■ **TASK TO COMPLETE**: Below are some records; reproduce every one of them exactly.

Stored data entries
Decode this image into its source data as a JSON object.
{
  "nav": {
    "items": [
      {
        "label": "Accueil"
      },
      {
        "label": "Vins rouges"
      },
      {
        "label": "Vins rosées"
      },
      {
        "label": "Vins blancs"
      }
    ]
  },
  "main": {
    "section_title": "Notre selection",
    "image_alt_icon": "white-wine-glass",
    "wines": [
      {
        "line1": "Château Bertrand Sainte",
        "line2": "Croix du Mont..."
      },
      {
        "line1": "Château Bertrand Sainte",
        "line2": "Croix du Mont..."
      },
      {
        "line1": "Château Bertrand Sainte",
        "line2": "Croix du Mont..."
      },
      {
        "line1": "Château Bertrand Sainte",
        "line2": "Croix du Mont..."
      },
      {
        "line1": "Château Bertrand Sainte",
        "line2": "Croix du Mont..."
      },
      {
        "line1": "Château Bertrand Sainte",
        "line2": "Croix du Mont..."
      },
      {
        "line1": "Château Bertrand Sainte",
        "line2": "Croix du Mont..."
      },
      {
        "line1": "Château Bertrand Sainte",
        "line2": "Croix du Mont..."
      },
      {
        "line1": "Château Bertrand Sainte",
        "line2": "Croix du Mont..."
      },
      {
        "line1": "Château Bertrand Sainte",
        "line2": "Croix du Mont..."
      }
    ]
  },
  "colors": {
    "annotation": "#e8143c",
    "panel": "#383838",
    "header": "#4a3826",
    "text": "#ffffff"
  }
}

■ **WRITTEN REPLY**:
Decode this image into its source data as a JSON object.
{
  "nav": {
    "items": [
      {
        "label": "Accueil"
      },
      {
        "label": "Vins rouges"
      },
      {
        "label": "Vins rosées"
      },
      {
        "label": "Vins blancs"
      }
    ]
  },
  "main": {
    "section_title": "Notre selection",
    "image_alt_icon": "white-wine-glass",
    "wines": [
      {
        "line1": "Château Bertrand Sainte",
        "line2": "Croix du Mont..."
      },
      {
        "line1": "Château Bertrand Sainte",
        "line2": "Croix du Mont..."
      },
      {
        "line1": "Château Bertrand Sainte",
        "line2": "Croix du Mont..."
      },
      {
        "line1": "Château Bertrand Sainte",
        "line2": "Croix du Mont..."
      },
      {
        "line1": "Château Bertrand Sainte",
        "line2": "Croix du Mont..."
      },
      {
        "line1": "Château Bertrand Sainte",
        "line2": "Croix du Mont..."
      },
      {
        "line1": "Château Bertrand Sainte",
        "line2": "Croix du Mont..."
      },
      {
        "line1": "Château Bertrand Sainte",
        "line2": "Croix du Mont..."
      },
      {
        "line1": "Château Bertrand Sainte",
        "line2": "Croix du Mont..."
      },
      {
        "line1": "Château Bertrand Sainte",
        "line2": "Croix du Mont..."
      }
    ]
  },
  "colors": {
    "annotation": "#e8143c",
    "panel": "#383838",
    "header": "#4a3826",
    "text": "#ffffff"
  }
}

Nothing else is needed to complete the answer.